**Directive**
Transcribe the records below exactly as they appear, omitting any pictures.
━━ Supplied entries ━━
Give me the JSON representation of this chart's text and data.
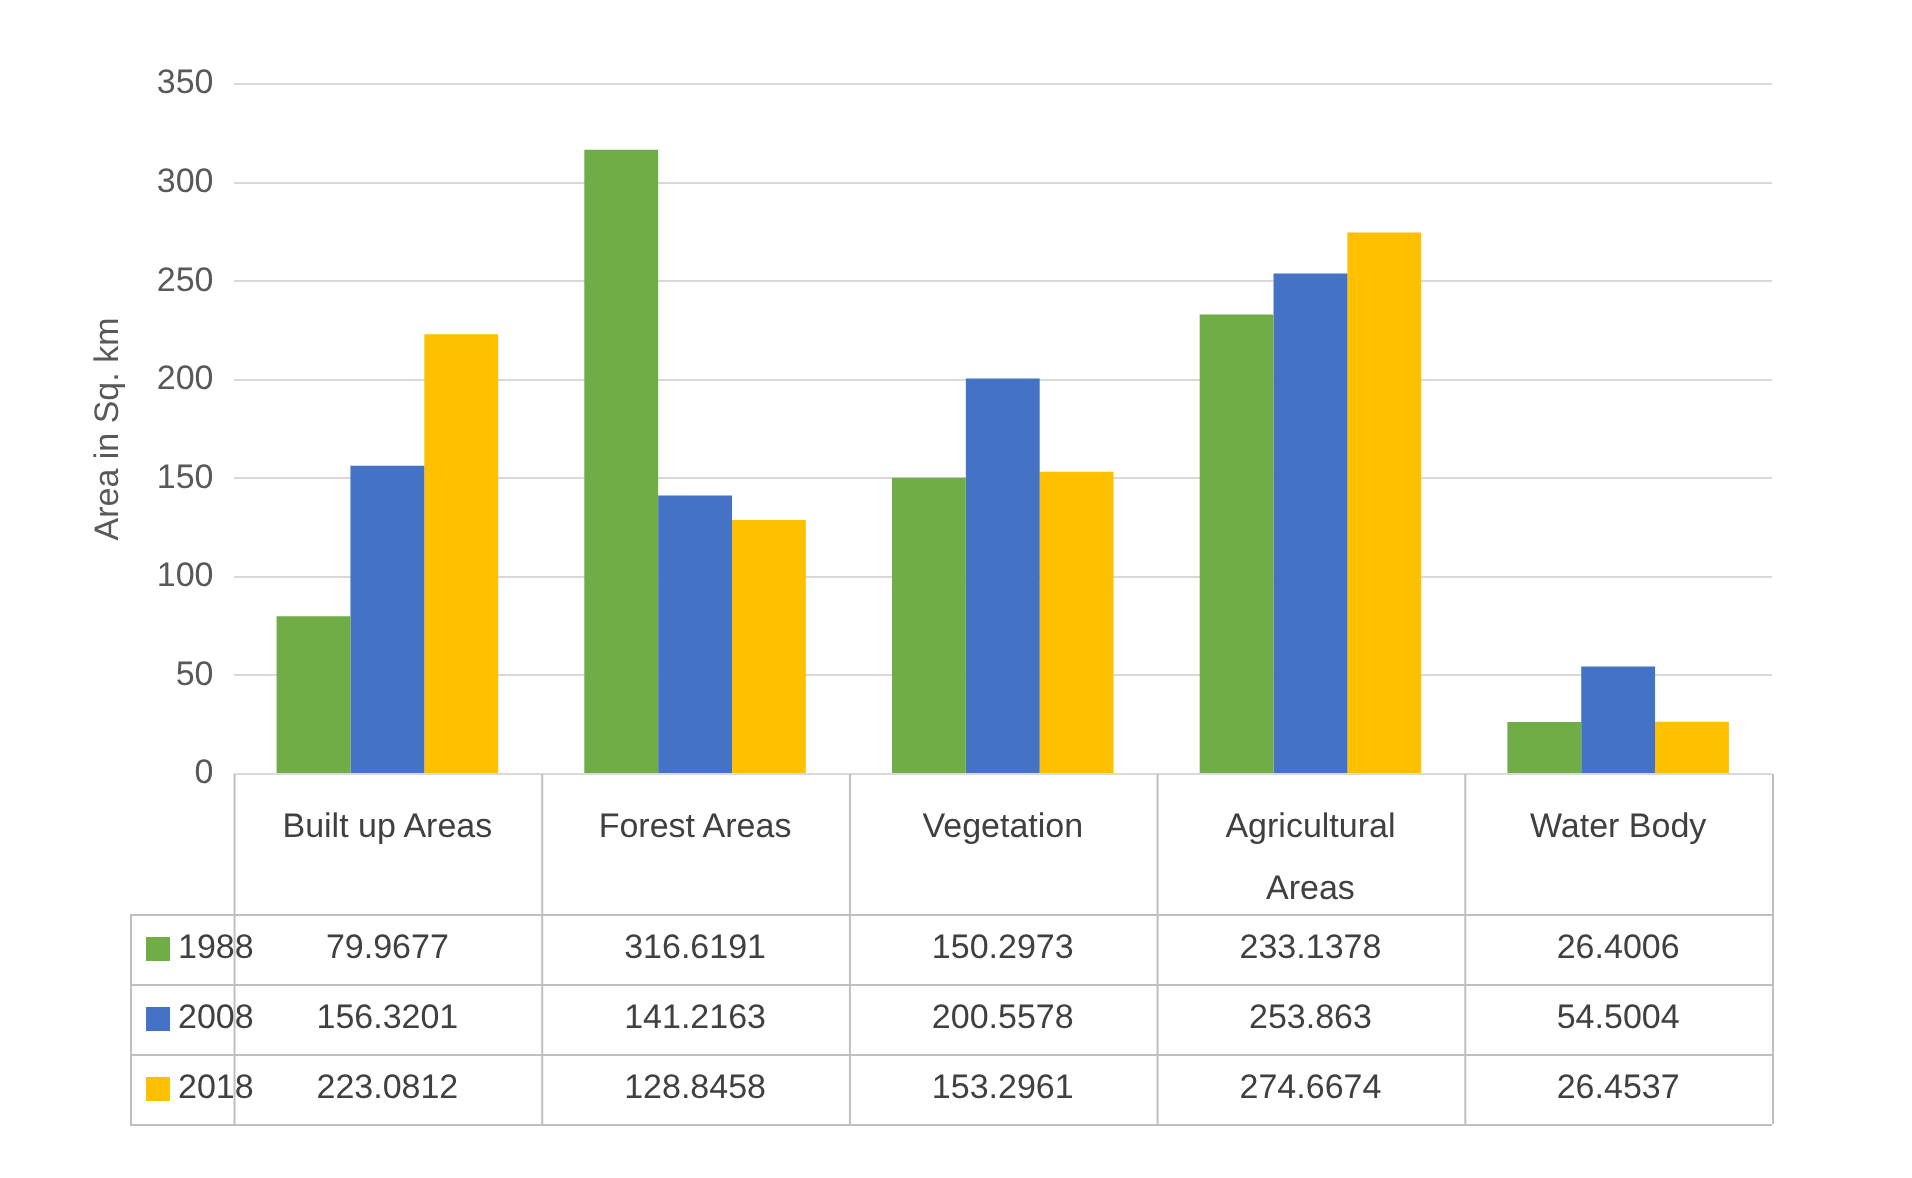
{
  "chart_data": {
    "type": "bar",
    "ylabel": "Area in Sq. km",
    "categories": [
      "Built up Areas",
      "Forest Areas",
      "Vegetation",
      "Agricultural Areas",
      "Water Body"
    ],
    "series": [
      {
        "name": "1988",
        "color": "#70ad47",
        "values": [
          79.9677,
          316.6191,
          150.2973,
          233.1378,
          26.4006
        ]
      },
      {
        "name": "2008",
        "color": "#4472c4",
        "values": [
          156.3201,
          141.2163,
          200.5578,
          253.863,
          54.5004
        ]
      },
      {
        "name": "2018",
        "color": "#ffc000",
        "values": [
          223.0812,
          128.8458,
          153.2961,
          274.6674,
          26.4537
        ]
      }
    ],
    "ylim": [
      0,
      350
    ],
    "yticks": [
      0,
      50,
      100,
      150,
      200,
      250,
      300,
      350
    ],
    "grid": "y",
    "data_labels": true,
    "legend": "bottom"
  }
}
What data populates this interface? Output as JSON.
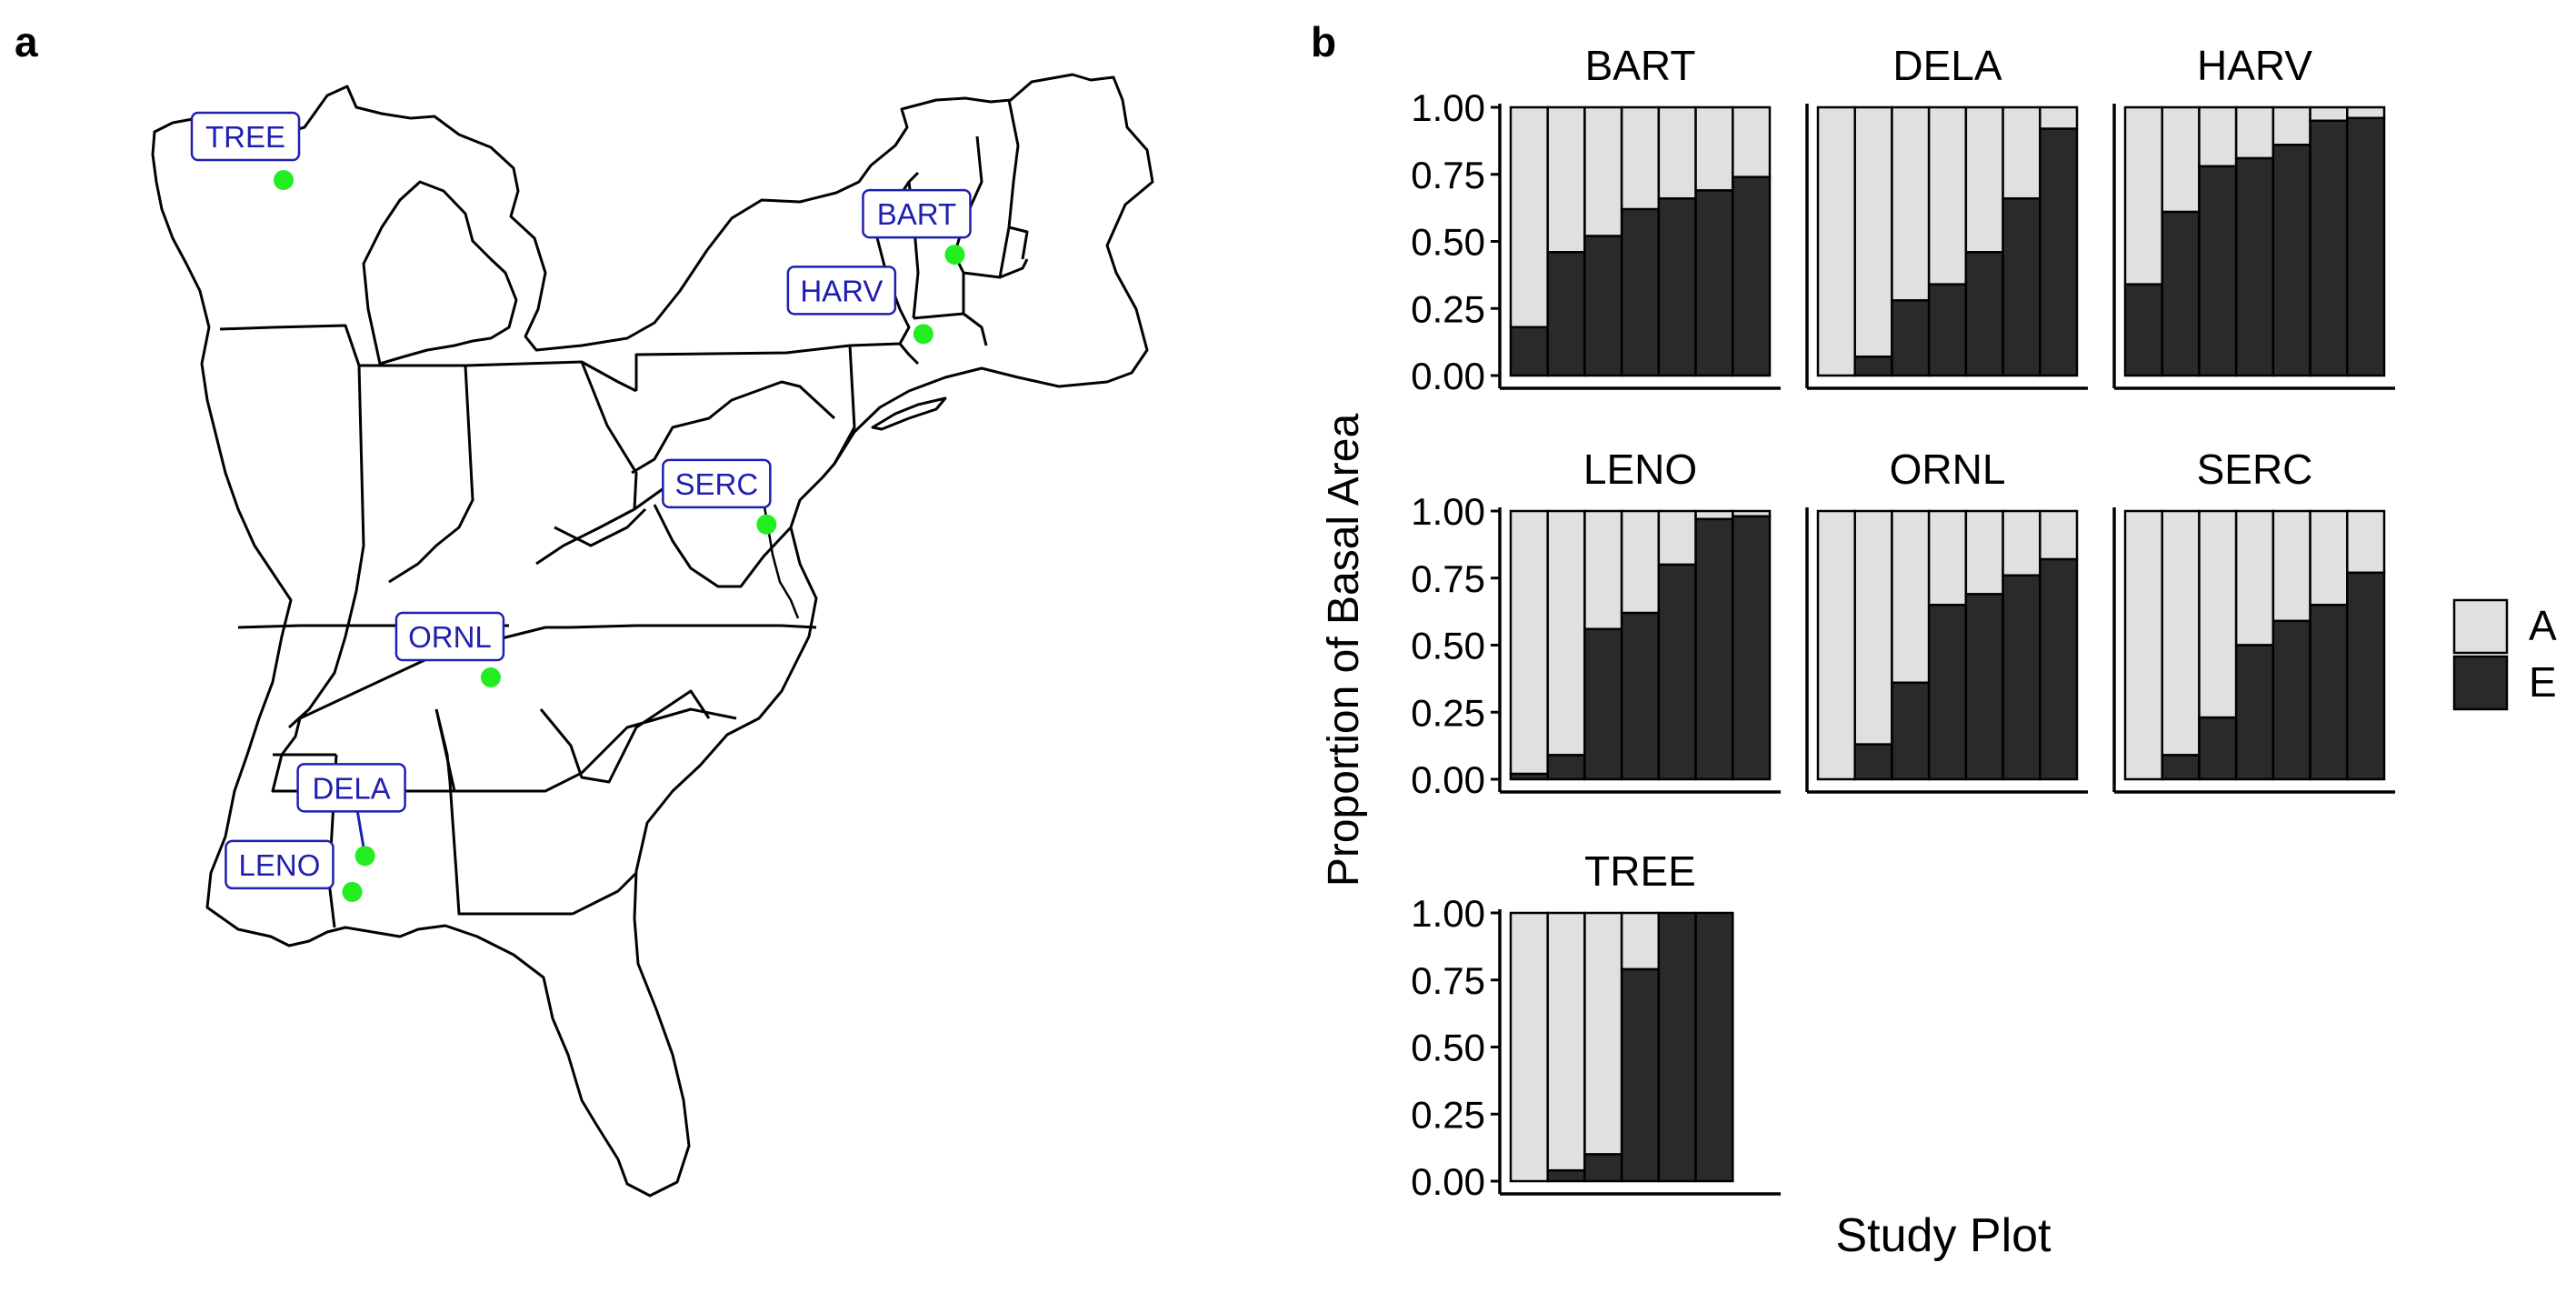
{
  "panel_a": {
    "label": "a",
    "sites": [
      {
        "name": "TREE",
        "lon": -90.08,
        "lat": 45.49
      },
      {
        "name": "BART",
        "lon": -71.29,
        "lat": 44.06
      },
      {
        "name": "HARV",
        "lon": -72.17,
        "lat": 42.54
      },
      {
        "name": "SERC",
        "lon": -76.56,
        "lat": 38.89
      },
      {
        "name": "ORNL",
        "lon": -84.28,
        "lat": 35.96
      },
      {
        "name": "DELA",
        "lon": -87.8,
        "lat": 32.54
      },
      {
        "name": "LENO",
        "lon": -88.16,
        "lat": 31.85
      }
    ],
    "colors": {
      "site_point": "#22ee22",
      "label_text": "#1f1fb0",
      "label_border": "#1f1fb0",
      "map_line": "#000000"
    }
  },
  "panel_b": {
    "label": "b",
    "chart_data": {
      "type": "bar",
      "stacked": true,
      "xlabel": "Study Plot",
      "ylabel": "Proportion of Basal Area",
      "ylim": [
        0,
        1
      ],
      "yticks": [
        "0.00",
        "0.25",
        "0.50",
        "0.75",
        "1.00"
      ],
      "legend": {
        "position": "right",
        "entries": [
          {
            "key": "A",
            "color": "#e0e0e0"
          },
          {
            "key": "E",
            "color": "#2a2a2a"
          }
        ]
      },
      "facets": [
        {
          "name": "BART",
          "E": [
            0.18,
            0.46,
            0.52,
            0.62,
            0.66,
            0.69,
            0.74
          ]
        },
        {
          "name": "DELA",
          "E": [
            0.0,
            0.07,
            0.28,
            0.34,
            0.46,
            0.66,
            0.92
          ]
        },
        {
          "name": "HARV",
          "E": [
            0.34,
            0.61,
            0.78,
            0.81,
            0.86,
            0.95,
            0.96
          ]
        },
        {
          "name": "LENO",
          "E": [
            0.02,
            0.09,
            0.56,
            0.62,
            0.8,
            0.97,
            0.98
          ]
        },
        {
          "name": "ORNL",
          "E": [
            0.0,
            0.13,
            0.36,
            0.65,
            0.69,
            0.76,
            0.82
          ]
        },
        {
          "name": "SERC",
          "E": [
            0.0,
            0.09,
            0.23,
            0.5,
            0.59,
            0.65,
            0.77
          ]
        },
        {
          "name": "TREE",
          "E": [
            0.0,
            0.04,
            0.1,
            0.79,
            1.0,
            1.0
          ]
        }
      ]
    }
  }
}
━━━
**Exercise solution**
Give me the JSON representation of this chart's text and data.
{
  "chart_data": {
    "type": "bar",
    "ylabel": "Area in Sq. km",
    "categories": [
      "Built up Areas",
      "Forest Areas",
      "Vegetation",
      "Agricultural Areas",
      "Water Body"
    ],
    "series": [
      {
        "name": "1988",
        "color": "#70ad47",
        "values": [
          79.9677,
          316.6191,
          150.2973,
          233.1378,
          26.4006
        ]
      },
      {
        "name": "2008",
        "color": "#4472c4",
        "values": [
          156.3201,
          141.2163,
          200.5578,
          253.863,
          54.5004
        ]
      },
      {
        "name": "2018",
        "color": "#ffc000",
        "values": [
          223.0812,
          128.8458,
          153.2961,
          274.6674,
          26.4537
        ]
      }
    ],
    "ylim": [
      0,
      350
    ],
    "yticks": [
      0,
      50,
      100,
      150,
      200,
      250,
      300,
      350
    ],
    "grid": "y",
    "data_labels": true,
    "legend": "bottom"
  }
}
What data populates this interface? Output as JSON.
{
  "panel_a": {
    "label": "a",
    "sites": [
      {
        "name": "TREE",
        "lon": -90.08,
        "lat": 45.49
      },
      {
        "name": "BART",
        "lon": -71.29,
        "lat": 44.06
      },
      {
        "name": "HARV",
        "lon": -72.17,
        "lat": 42.54
      },
      {
        "name": "SERC",
        "lon": -76.56,
        "lat": 38.89
      },
      {
        "name": "ORNL",
        "lon": -84.28,
        "lat": 35.96
      },
      {
        "name": "DELA",
        "lon": -87.8,
        "lat": 32.54
      },
      {
        "name": "LENO",
        "lon": -88.16,
        "lat": 31.85
      }
    ],
    "colors": {
      "site_point": "#22ee22",
      "label_text": "#1f1fb0",
      "label_border": "#1f1fb0",
      "map_line": "#000000"
    }
  },
  "panel_b": {
    "label": "b",
    "chart_data": {
      "type": "bar",
      "stacked": true,
      "xlabel": "Study Plot",
      "ylabel": "Proportion of Basal Area",
      "ylim": [
        0,
        1
      ],
      "yticks": [
        "0.00",
        "0.25",
        "0.50",
        "0.75",
        "1.00"
      ],
      "legend": {
        "position": "right",
        "entries": [
          {
            "key": "A",
            "color": "#e0e0e0"
          },
          {
            "key": "E",
            "color": "#2a2a2a"
          }
        ]
      },
      "facets": [
        {
          "name": "BART",
          "E": [
            0.18,
            0.46,
            0.52,
            0.62,
            0.66,
            0.69,
            0.74
          ]
        },
        {
          "name": "DELA",
          "E": [
            0.0,
            0.07,
            0.28,
            0.34,
            0.46,
            0.66,
            0.92
          ]
        },
        {
          "name": "HARV",
          "E": [
            0.34,
            0.61,
            0.78,
            0.81,
            0.86,
            0.95,
            0.96
          ]
        },
        {
          "name": "LENO",
          "E": [
            0.02,
            0.09,
            0.56,
            0.62,
            0.8,
            0.97,
            0.98
          ]
        },
        {
          "name": "ORNL",
          "E": [
            0.0,
            0.13,
            0.36,
            0.65,
            0.69,
            0.76,
            0.82
          ]
        },
        {
          "name": "SERC",
          "E": [
            0.0,
            0.09,
            0.23,
            0.5,
            0.59,
            0.65,
            0.77
          ]
        },
        {
          "name": "TREE",
          "E": [
            0.0,
            0.04,
            0.1,
            0.79,
            1.0,
            1.0
          ]
        }
      ]
    }
  }
}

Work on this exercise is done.